Check each line of the records below and collect those holding "have".

═════ Entries provided

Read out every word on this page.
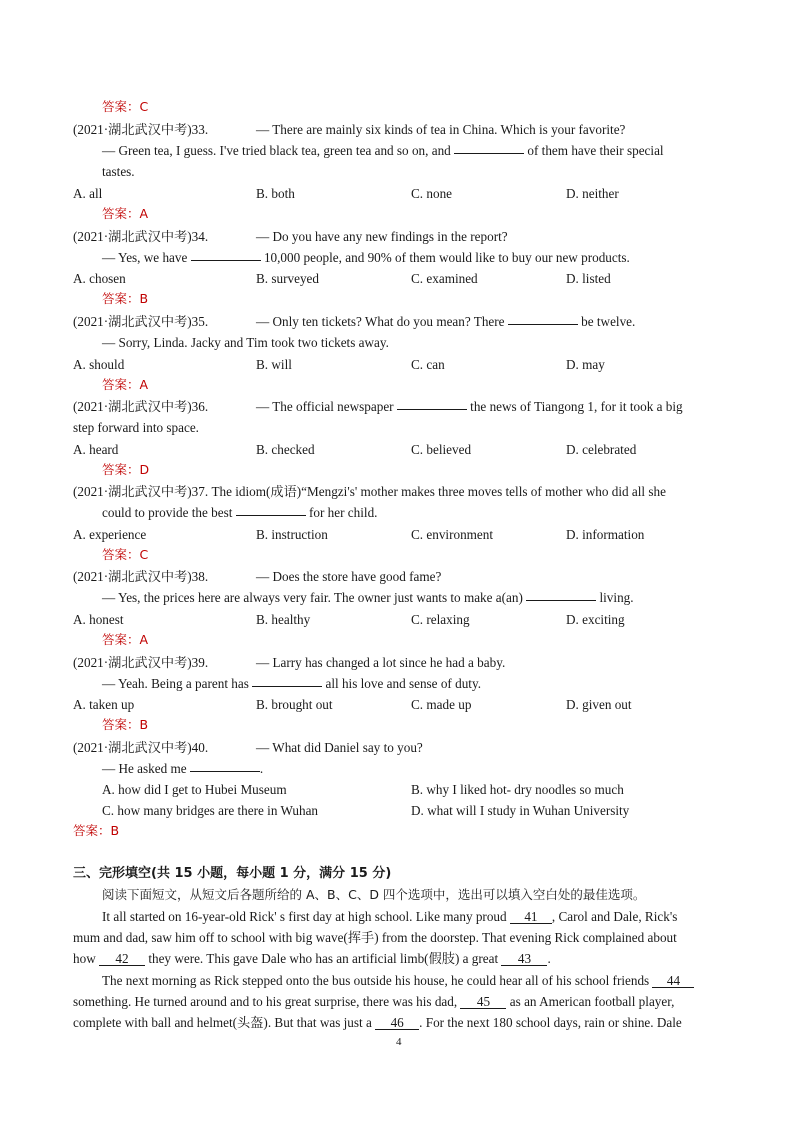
答案：C
(2021·湖北武汉中考)33.	— There are mainly six kinds of tea in China. Which is your favorite?
— Green tea, I guess. I've tried black tea, green tea and so on, and	of them have their special
tastes.
A. all	B. both	C. none	D. neither
答案：A
(2021·湖北武汉中考)34.	— Do you have any new findings in the report?
— Yes, we have	10,000 people, and 90% of them would like to buy our new products.
A. chosen	B. surveyed	C. examined	D. listed
答案：B
(2021·湖北武汉中考)35.	— Only ten tickets? What do you mean? There	be twelve.
— Sorry, Linda. Jacky and Tim took two tickets away.
A. should	B. will	C. can	D. may
答案：A
(2021·湖北武汉中考)36.	— The official newspaper	the news of Tiangong 1, for it took a big
step forward into space.
A. heard	B. checked	C. believed	D. celebrated
答案：D
(2021·湖北武汉中考)37. The idiom(成语)“Mengzi's' mother makes three moves tells of mother who did all she
could to provide the best	for her child.
A. experience	B. instruction	C. environment	D. information
答案：C
(2021·湖北武汉中考)38.	— Does the store have good fame?
— Yes, the prices here are always very fair. The owner just wants to make a(an)	living.
A. honest	B. healthy	C. relaxing	D. exciting
答案：A
(2021·湖北武汉中考)39.	— Larry has changed a lot since he had a baby.
— Yeah. Being a parent has	all his love and sense of duty.
A. taken up	B. brought out	C. made up	D. given out
答案：B
(2021·湖北武汉中考)40.	— What did Daniel say to you?
— He asked me	.
A. how did I get to Hubei Museum	B. why I liked hot- dry noodles so much
C. how many bridges are there in Wuhan	D. what will I study in Wuhan University
答案：B
三、完形填空(共 15 小题，每小题 1 分，满分 15 分)
阅读下面短文，从短文后各题所给的 A、B、C、D 四个选项中，选出可以填入空白处的最佳选项。
It all started on 16-year-old Rick' s first day at high school. Like many proud 41 , Carol and Dale, Rick's
mum and dad, saw him off to school with big wave(挥手) from the doorstep. That evening Rick complained about
how 42 they were. This gave Dale who has an artificial limb(假肢) a great 43 .
The next morning as Rick stepped onto the bus outside his house, he could hear all of his school friends 44
something. He turned around and to his great surprise, there was his dad, 45 as an American football player,
complete with ball and helmet(头盔). But that was just a 46 . For the next 180 school days, rain or shine. Dale
4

══════════

> **Solved problem**:
— Green tea, I guess. I've tried black tea, green tea and so on, and	of them have their special
(2021·湖北武汉中考)34.	— Do you have any new findings in the report?
— Yes, we have	10,000 people, and 90% of them would like to buy our new products.
(2021·湖北武汉中考)38.	— Does the store have good fame?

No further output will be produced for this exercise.